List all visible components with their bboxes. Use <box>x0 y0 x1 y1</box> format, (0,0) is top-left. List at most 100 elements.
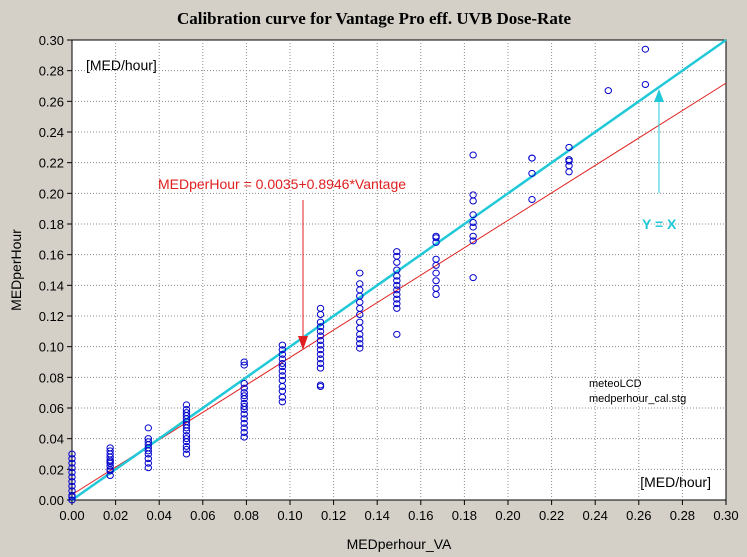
identity-arrow <box>654 89 664 193</box>
data-point <box>393 248 401 256</box>
data-point <box>68 496 76 504</box>
data-point <box>240 424 248 432</box>
y-axis-title: MEDperHour <box>8 229 24 311</box>
data-point <box>106 447 114 455</box>
data-point <box>565 156 573 164</box>
data-point <box>278 346 287 354</box>
y-tick-label: 0.16 <box>39 248 64 263</box>
data-point <box>469 237 477 245</box>
data-point <box>240 429 248 437</box>
data-point <box>469 218 477 226</box>
axis-ticks: 0.00 0.02 0.04 0.06 0.08 0.10 0.12 0.14 0.16 0.18… <box>39 33 739 523</box>
data-point <box>469 223 477 231</box>
x-tick-label: 0.28 <box>670 508 695 523</box>
data-point <box>393 286 401 294</box>
fit-equation-label: MEDperHour = 0.0035+0.8946*Vantage <box>158 176 406 192</box>
data-point <box>393 300 401 308</box>
data-point <box>356 269 364 277</box>
data-point <box>68 482 76 490</box>
gridlines <box>72 40 726 500</box>
source-label-meteolcd: meteoLCD <box>589 378 642 390</box>
data-point <box>316 346 325 354</box>
y-tick-label: 0.12 <box>39 309 64 324</box>
data-point <box>316 364 325 372</box>
fit-arrow-head <box>298 336 308 350</box>
data-point <box>182 409 191 417</box>
y-unit-label: [MED/hour] <box>86 57 157 73</box>
data-point <box>278 372 287 380</box>
data-point <box>278 360 287 368</box>
data-point <box>240 389 248 397</box>
x-tick-label: 0.12 <box>321 508 346 523</box>
reference-lines <box>71 38 727 502</box>
data-point <box>240 402 248 410</box>
data-point <box>316 327 325 335</box>
x-axis-title: MEDperhour_VA <box>347 536 452 552</box>
chart-title: Calibration curve for Vantage Pro eff. U… <box>177 9 572 28</box>
y-tick-label: 0.26 <box>39 94 64 109</box>
x-tick-label: 0.10 <box>277 508 302 523</box>
y-tick-label: 0.20 <box>39 186 64 201</box>
data-point <box>432 284 440 292</box>
regression-fit-line <box>71 82 727 496</box>
data-point <box>144 424 153 432</box>
data-point <box>182 435 191 443</box>
data-point <box>528 154 536 162</box>
y-tick-label: 0.18 <box>39 217 64 232</box>
data-point <box>432 277 440 285</box>
data-point <box>278 341 287 349</box>
data-point <box>182 450 191 458</box>
data-point <box>432 269 440 277</box>
data-point <box>604 87 612 95</box>
data-point <box>469 211 477 219</box>
x-tick-label: 0.14 <box>365 508 390 523</box>
data-point <box>240 433 248 441</box>
y-tick-label: 0.14 <box>39 278 64 293</box>
data-point <box>565 143 573 151</box>
x-tick-label: 0.26 <box>626 508 651 523</box>
data-point <box>641 45 650 53</box>
data-point <box>144 455 153 463</box>
data-point <box>432 255 440 263</box>
data-point <box>68 459 76 467</box>
y-tick-label: 0.08 <box>39 370 64 385</box>
data-point <box>68 455 76 463</box>
data-point <box>278 367 287 375</box>
x-unit-label: [MED/hour] <box>640 474 711 490</box>
data-point <box>393 281 401 289</box>
data-point <box>393 252 401 260</box>
data-point <box>528 169 536 177</box>
identity-line-label: Y = X <box>642 216 677 232</box>
data-point <box>68 464 76 472</box>
data-point <box>240 384 248 392</box>
y-tick-label: 0.10 <box>39 340 64 355</box>
data-point <box>278 387 287 395</box>
data-point <box>182 445 191 453</box>
data-point <box>278 398 287 406</box>
data-point <box>240 410 248 418</box>
data-point <box>144 435 153 443</box>
y-tick-label: 0.22 <box>39 156 64 171</box>
data-point <box>240 415 248 423</box>
data-point <box>356 318 364 326</box>
data-point <box>469 151 477 159</box>
data-point <box>528 195 536 203</box>
data-point <box>393 291 401 299</box>
data-point <box>432 232 440 240</box>
data-point <box>182 401 191 409</box>
data-point <box>68 478 76 486</box>
y-tick-label: 0.28 <box>39 64 64 79</box>
x-tick-label: 0.18 <box>452 508 477 523</box>
identity-line <box>71 38 727 502</box>
data-point <box>316 318 325 326</box>
source-label-filename: medperhour_cal.stg <box>589 393 686 405</box>
data-point <box>469 232 477 240</box>
data-point <box>106 444 114 452</box>
x-tick-label: 0.24 <box>583 508 608 523</box>
y-tick-label: 0.24 <box>39 125 64 140</box>
data-point <box>356 280 364 288</box>
identity-arrow-head <box>654 89 664 102</box>
x-tick-label: 0.30 <box>713 508 738 523</box>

* _What the task requires_: Put every line in the rows above, from the one containing "identity-arrow <box>654 89 664 193</box>" down to the one containing "fit-equation-label: MEDperHour = 0.0035+0.8946*Vantage" with both ends included, into a JSON list of strings, one string per line and blank lines omitted.

* _Right answer_:
[
  "identity-arrow <box>654 89 664 193</box>",
  "data-point <box>393 248 401 256</box>",
  "data-point <box>68 496 76 504</box>",
  "data-point <box>240 424 248 432</box>",
  "y-axis-title: MEDperHour <box>8 229 24 311</box>",
  "data-point <box>106 447 114 455</box>",
  "data-point <box>565 156 573 164</box>",
  "data-point <box>278 346 287 354</box>",
  "y-tick-label: 0.16 <box>39 248 64 263</box>",
  "data-point <box>469 237 477 245</box>",
  "data-point <box>240 429 248 437</box>",
  "data-point <box>469 218 477 226</box>",
  "axis-ticks: 0.00 0.02 0.04 0.06 0.08 0.10 0.12 0.14 0.16 0.18… <box>39 33 739 523</box>",
  "data-point <box>469 223 477 231</box>",
  "x-tick-label: 0.28 <box>670 508 695 523</box>",
  "data-point <box>393 286 401 294</box>",
  "fit-equation-label: MEDperHour = 0.0035+0.8946*Vantage <box>158 176 406 192</box>"
]